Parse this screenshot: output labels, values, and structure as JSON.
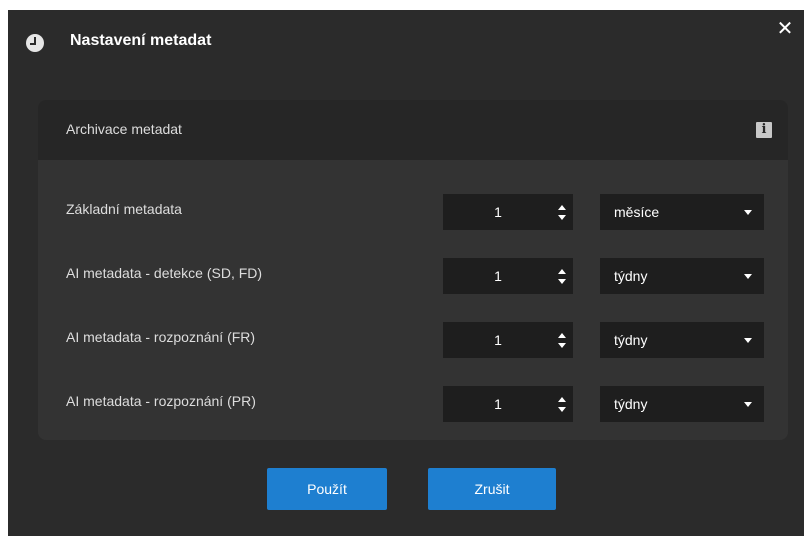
{
  "dialog": {
    "title": "Nastavení metadat",
    "close_label": "✕",
    "title_icon": "clock-icon"
  },
  "panel": {
    "title": "Archivace metadat",
    "info_icon": "i",
    "rows": [
      {
        "label": "Základní metadata",
        "value": "1",
        "unit": "měsíce"
      },
      {
        "label": "AI metadata - detekce (SD, FD)",
        "value": "1",
        "unit": "týdny"
      },
      {
        "label": "AI metadata - rozpoznání (FR)",
        "value": "1",
        "unit": "týdny"
      },
      {
        "label": "AI metadata - rozpoznání (PR)",
        "value": "1",
        "unit": "týdny"
      }
    ]
  },
  "buttons": {
    "apply": "Použít",
    "cancel": "Zrušit"
  },
  "colors": {
    "dialog_bg": "#2b2b2b",
    "panel_bg": "#333333",
    "header_bg": "#262626",
    "field_bg": "#1e1e1e",
    "accent": "#1e7fd0"
  }
}
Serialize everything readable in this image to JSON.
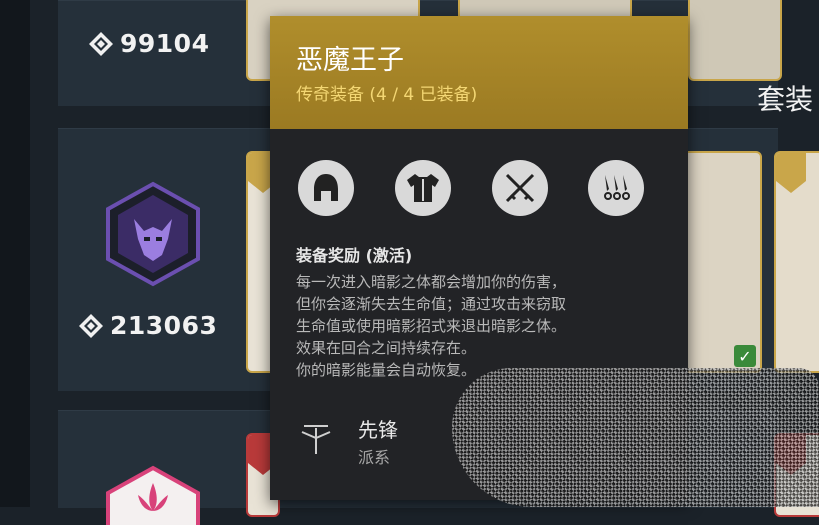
{
  "sets": [
    {
      "power": "99104",
      "emblem_icon": "faded-emblem-icon"
    },
    {
      "power": "213063",
      "emblem_icon": "demon-emblem-icon",
      "accent": "#6b4fb0"
    },
    {
      "power": "",
      "emblem_icon": "lotus-emblem-icon",
      "accent": "#d8427a"
    }
  ],
  "side_title": "套装",
  "tooltip": {
    "name": "恶魔王子",
    "subtitle": "传奇装备 (4 / 4 已装备)",
    "slots": [
      "helmet-icon",
      "chest-armor-icon",
      "crossed-swords-icon",
      "kunai-icon"
    ],
    "bonus_title": "装备奖励 (激活)",
    "description": [
      "每一次进入暗影之体都会增加你的伤害，",
      "但你会逐渐失去生命值；通过攻击来窃取",
      "生命值或使用暗影招式来退出暗影之体。",
      "效果在回合之间持续存在。",
      "你的暗影能量会自动恢复。"
    ],
    "class_name": "先锋",
    "class_type": "派系"
  },
  "colors": {
    "gold": "#b08e2c",
    "subtitle": "#f4d774",
    "equipped": "#3a8a3a"
  }
}
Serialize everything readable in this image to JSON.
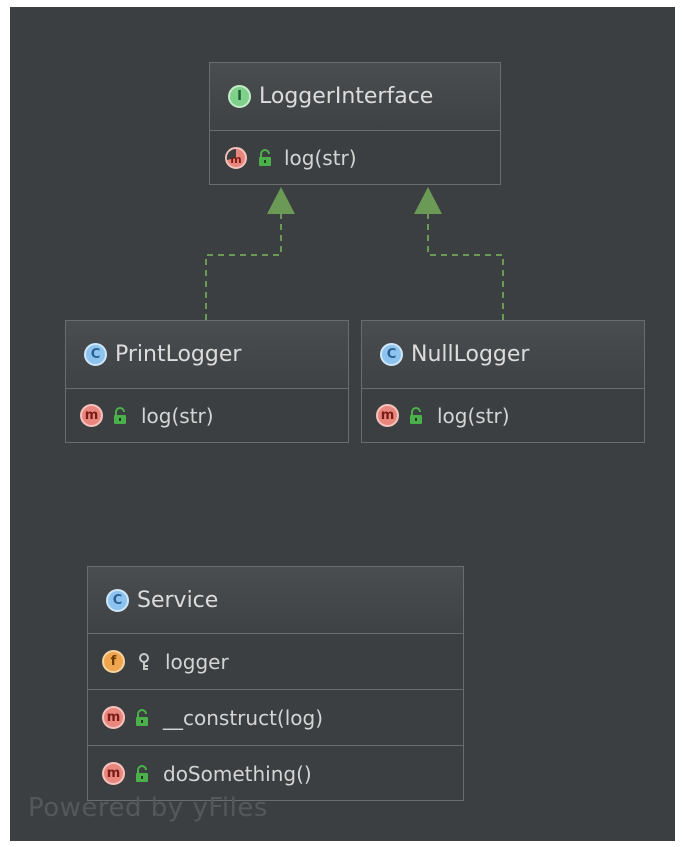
{
  "nodes": {
    "logger_interface": {
      "kind": "interface",
      "kind_letter": "I",
      "name": "LoggerInterface",
      "methods": [
        {
          "name": "log(str)",
          "visibility": "public",
          "icon": "abstract-method-icon"
        }
      ]
    },
    "print_logger": {
      "kind": "class",
      "kind_letter": "C",
      "name": "PrintLogger",
      "methods": [
        {
          "letter": "m",
          "name": "log(str)",
          "visibility": "public"
        }
      ]
    },
    "null_logger": {
      "kind": "class",
      "kind_letter": "C",
      "name": "NullLogger",
      "methods": [
        {
          "letter": "m",
          "name": "log(str)",
          "visibility": "public"
        }
      ]
    },
    "service": {
      "kind": "class",
      "kind_letter": "C",
      "name": "Service",
      "fields": [
        {
          "letter": "f",
          "name": "logger",
          "visibility": "private"
        }
      ],
      "methods": [
        {
          "letter": "m",
          "name": "__construct(log)",
          "visibility": "public"
        },
        {
          "letter": "m",
          "name": "doSomething()",
          "visibility": "public"
        }
      ]
    }
  },
  "edges": [
    {
      "from": "print_logger",
      "to": "logger_interface",
      "type": "realization"
    },
    {
      "from": "null_logger",
      "to": "logger_interface",
      "type": "realization"
    }
  ],
  "watermark": "Powered by yFiles",
  "colors": {
    "background": "#3c3f41",
    "edge": "#6a9a55",
    "public_lock": "#4bb04a"
  }
}
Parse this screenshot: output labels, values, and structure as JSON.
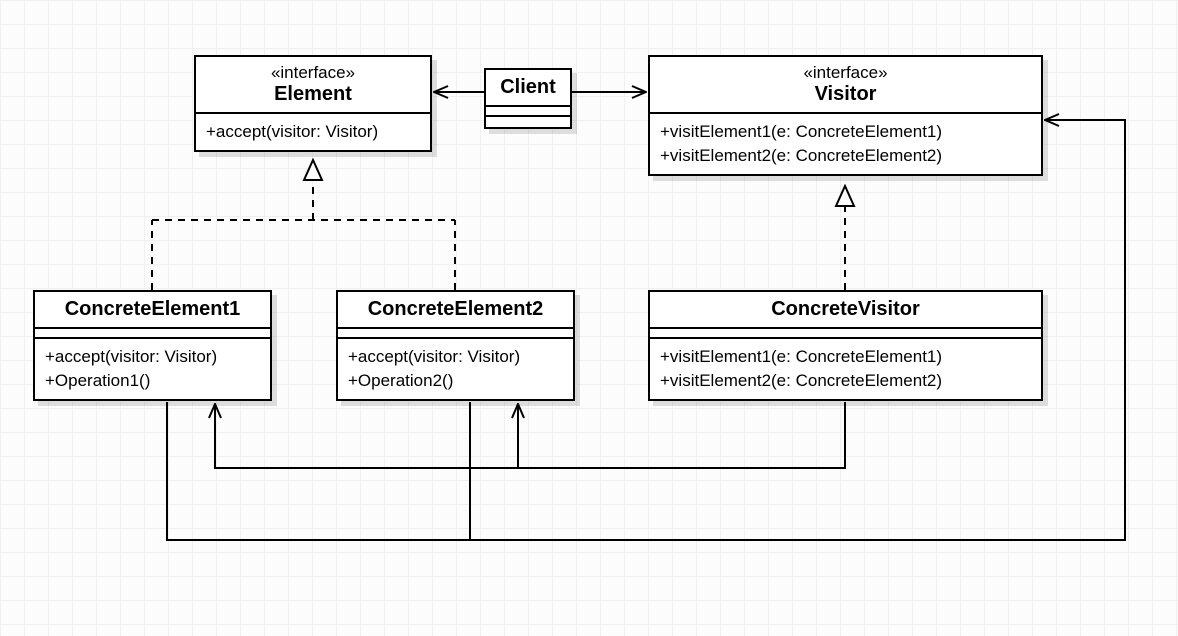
{
  "diagram_type": "UML class diagram — Visitor pattern",
  "boxes": {
    "element": {
      "stereotype": "«interface»",
      "name": "Element",
      "ops": [
        "+accept(visitor: Visitor)"
      ]
    },
    "client": {
      "name": "Client"
    },
    "visitor": {
      "stereotype": "«interface»",
      "name": "Visitor",
      "ops": [
        "+visitElement1(e: ConcreteElement1)",
        "+visitElement2(e: ConcreteElement2)"
      ]
    },
    "concreteElement1": {
      "name": "ConcreteElement1",
      "ops": [
        "+accept(visitor: Visitor)",
        "+Operation1()"
      ]
    },
    "concreteElement2": {
      "name": "ConcreteElement2",
      "ops": [
        "+accept(visitor: Visitor)",
        "+Operation2()"
      ]
    },
    "concreteVisitor": {
      "name": "ConcreteVisitor",
      "ops": [
        "+visitElement1(e: ConcreteElement1)",
        "+visitElement2(e: ConcreteElement2)"
      ]
    }
  },
  "connectors": [
    {
      "from": "client",
      "to": "element",
      "type": "association-arrow"
    },
    {
      "from": "client",
      "to": "visitor",
      "type": "association-arrow"
    },
    {
      "from": "concreteElement1",
      "to": "element",
      "type": "realization"
    },
    {
      "from": "concreteElement2",
      "to": "element",
      "type": "realization"
    },
    {
      "from": "concreteVisitor",
      "to": "visitor",
      "type": "realization"
    },
    {
      "from": "concreteVisitor",
      "to": "concreteElement1",
      "type": "association-arrow"
    },
    {
      "from": "concreteVisitor",
      "to": "concreteElement2",
      "type": "association-arrow"
    },
    {
      "from": "concreteElement1",
      "to": "visitor",
      "type": "association-arrow"
    },
    {
      "from": "concreteElement2",
      "to": "visitor",
      "type": "association-arrow"
    }
  ]
}
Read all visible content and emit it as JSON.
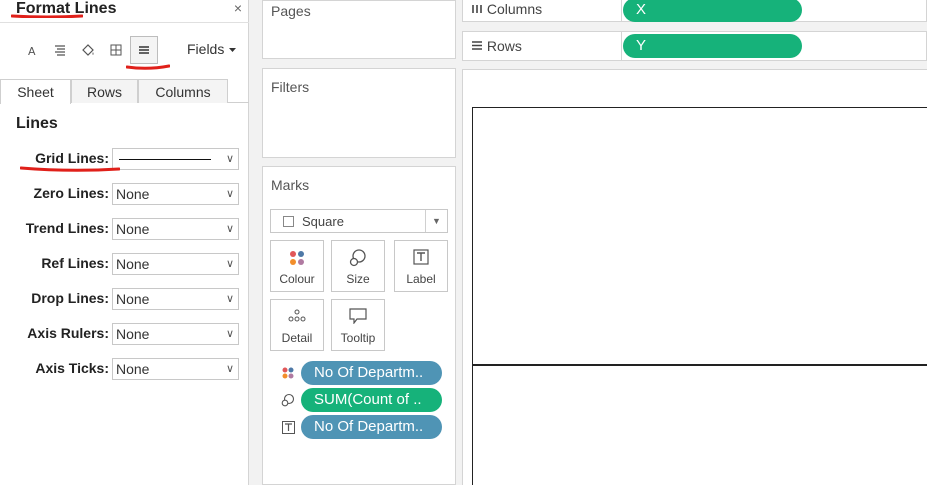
{
  "format_pane": {
    "title": "Format Lines",
    "close": "×",
    "fields_label": "Fields",
    "tabs": [
      "Sheet",
      "Rows",
      "Columns"
    ],
    "section": "Lines",
    "options": [
      {
        "label": "Grid Lines:",
        "value": ""
      },
      {
        "label": "Zero Lines:",
        "value": "None"
      },
      {
        "label": "Trend Lines:",
        "value": "None"
      },
      {
        "label": "Ref Lines:",
        "value": "None"
      },
      {
        "label": "Drop Lines:",
        "value": "None"
      },
      {
        "label": "Axis Rulers:",
        "value": "None"
      },
      {
        "label": "Axis Ticks:",
        "value": "None"
      }
    ]
  },
  "cards": {
    "pages": "Pages",
    "filters": "Filters",
    "marks": "Marks"
  },
  "marks": {
    "type": "Square",
    "buttons": [
      "Colour",
      "Size",
      "Label",
      "Detail",
      "Tooltip"
    ],
    "pills": [
      "No Of Departm..",
      "SUM(Count of ..",
      "No Of Departm.."
    ]
  },
  "shelves": {
    "columns_label": "Columns",
    "rows_label": "Rows",
    "columns_pill": "X",
    "rows_pill": "Y"
  },
  "colors": {
    "pill_green": "#16b27a",
    "pill_blue": "#4f94b5",
    "annotation_red": "#e0201a"
  }
}
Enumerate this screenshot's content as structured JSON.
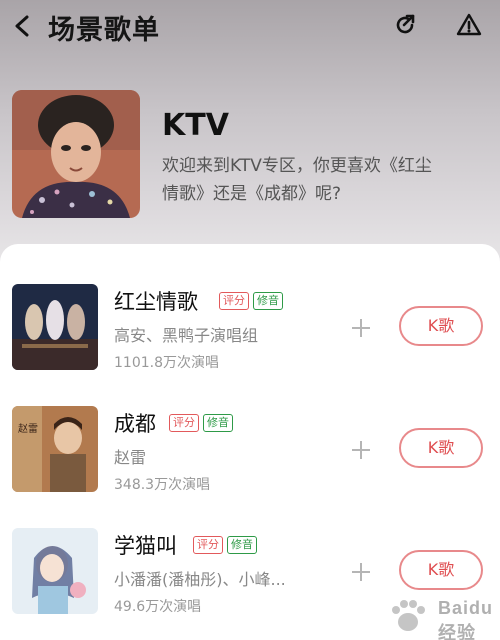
{
  "header": {
    "title": "场景歌单",
    "back_icon": "chevron-left-icon",
    "share_icon": "share-icon",
    "report_icon": "warning-icon"
  },
  "playlist": {
    "name": "KTV",
    "description_line1": "欢迎来到KTV专区，你更喜欢《红尘",
    "description_line2": "情歌》还是《成都》呢?"
  },
  "songs": [
    {
      "title": "红尘情歌",
      "tag_score": "评分",
      "tag_fix": "修音",
      "artist": "高安、黑鸭子演唱组",
      "count": "1101.8万次演唱",
      "button": "K歌"
    },
    {
      "title": "成都",
      "tag_score": "评分",
      "tag_fix": "修音",
      "artist": "赵雷",
      "count": "348.3万次演唱",
      "button": "K歌"
    },
    {
      "title": "学猫叫",
      "tag_score": "评分",
      "tag_fix": "修音",
      "artist": "小潘潘(潘柚彤)、小峰...",
      "count": "49.6万次演唱",
      "button": "K歌"
    }
  ],
  "watermark": {
    "text": "Baidu 经验"
  },
  "colors": {
    "accent": "#df4d50",
    "tag_green": "#2e9a47"
  }
}
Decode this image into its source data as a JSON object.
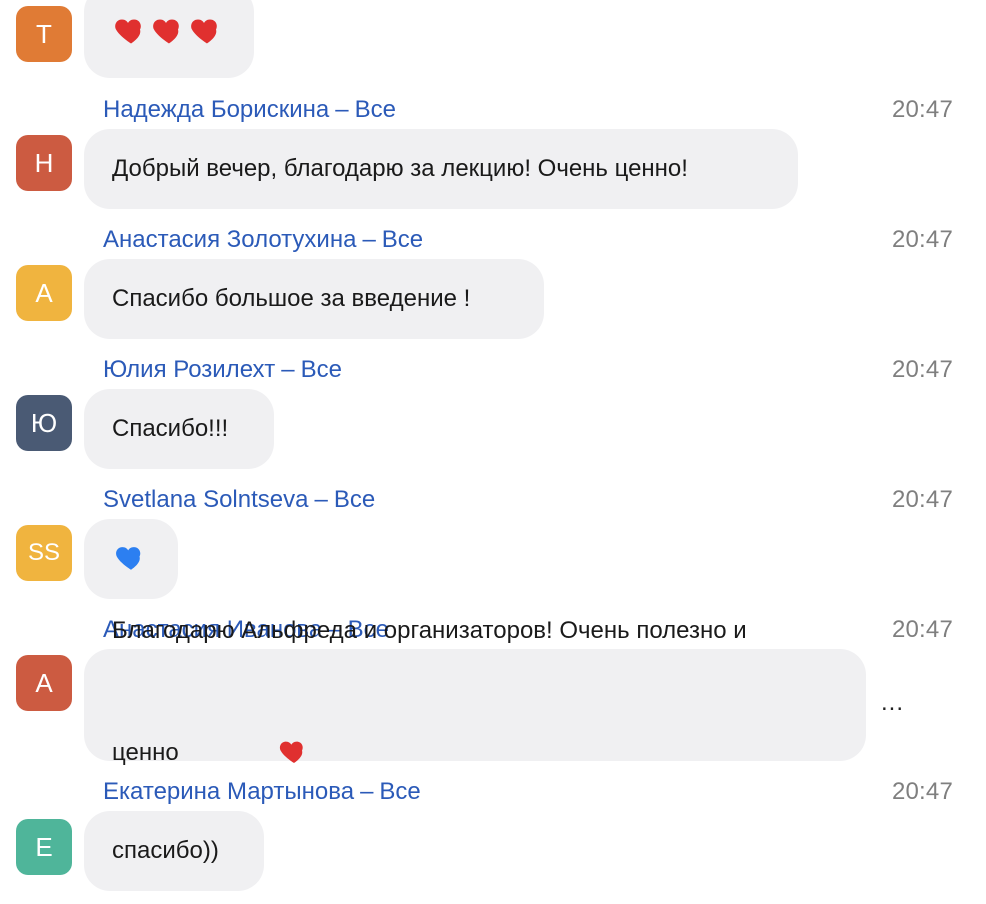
{
  "colors": {
    "name_blue": "#2b5ab8",
    "time_gray": "#7f7f7f",
    "bubble_bg": "#f0f0f2",
    "avatar_t": "#e07b35",
    "avatar_h": "#cc5b41",
    "avatar_a1": "#f0b43f",
    "avatar_yu": "#4a5a74",
    "avatar_ss": "#f0b43f",
    "avatar_a2": "#cc5b41",
    "avatar_e": "#4fb59a"
  },
  "messages": [
    {
      "avatar": "T",
      "sender": "",
      "audience": "",
      "time": "",
      "text": "",
      "icons": [
        "heart-red",
        "heart-red",
        "heart-red"
      ]
    },
    {
      "avatar": "Н",
      "sender": "Надежда Борискина",
      "audience": "Все",
      "time": "20:47",
      "text": "Добрый вечер, благодарю за лекцию! Очень ценно!"
    },
    {
      "avatar": "А",
      "sender": "Анастасия Золотухина",
      "audience": "Все",
      "time": "20:47",
      "text": "Спасибо большое за введение !"
    },
    {
      "avatar": "Ю",
      "sender": "Юлия Розилехт",
      "audience": "Все",
      "time": "20:47",
      "text": "Спасибо!!!"
    },
    {
      "avatar": "SS",
      "sender": "Svetlana Solntseva",
      "audience": "Все",
      "time": "20:47",
      "text": "",
      "icons": [
        "heart-blue"
      ]
    },
    {
      "avatar": "А",
      "sender": "Анастасия Иванова",
      "audience": "Все",
      "time": "20:47",
      "text_line1": "Благодарю Альфреда и организаторов! Очень полезно и",
      "text_line2": "ценно",
      "icons": [
        "heart-red"
      ],
      "more": "..."
    },
    {
      "avatar": "Е",
      "sender": "Екатерина Мартынова",
      "audience": "Все",
      "time": "20:47",
      "text": "спасибо))"
    }
  ],
  "separator": "–"
}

****************

◆ **YOUR TASK**
Identify all lines in the records above with the word "Анастасия".

◆ **CORRECT OUTPUT**
      "sender": "Анастасия Золотухина",
      "sender": "Анастасия Иванова",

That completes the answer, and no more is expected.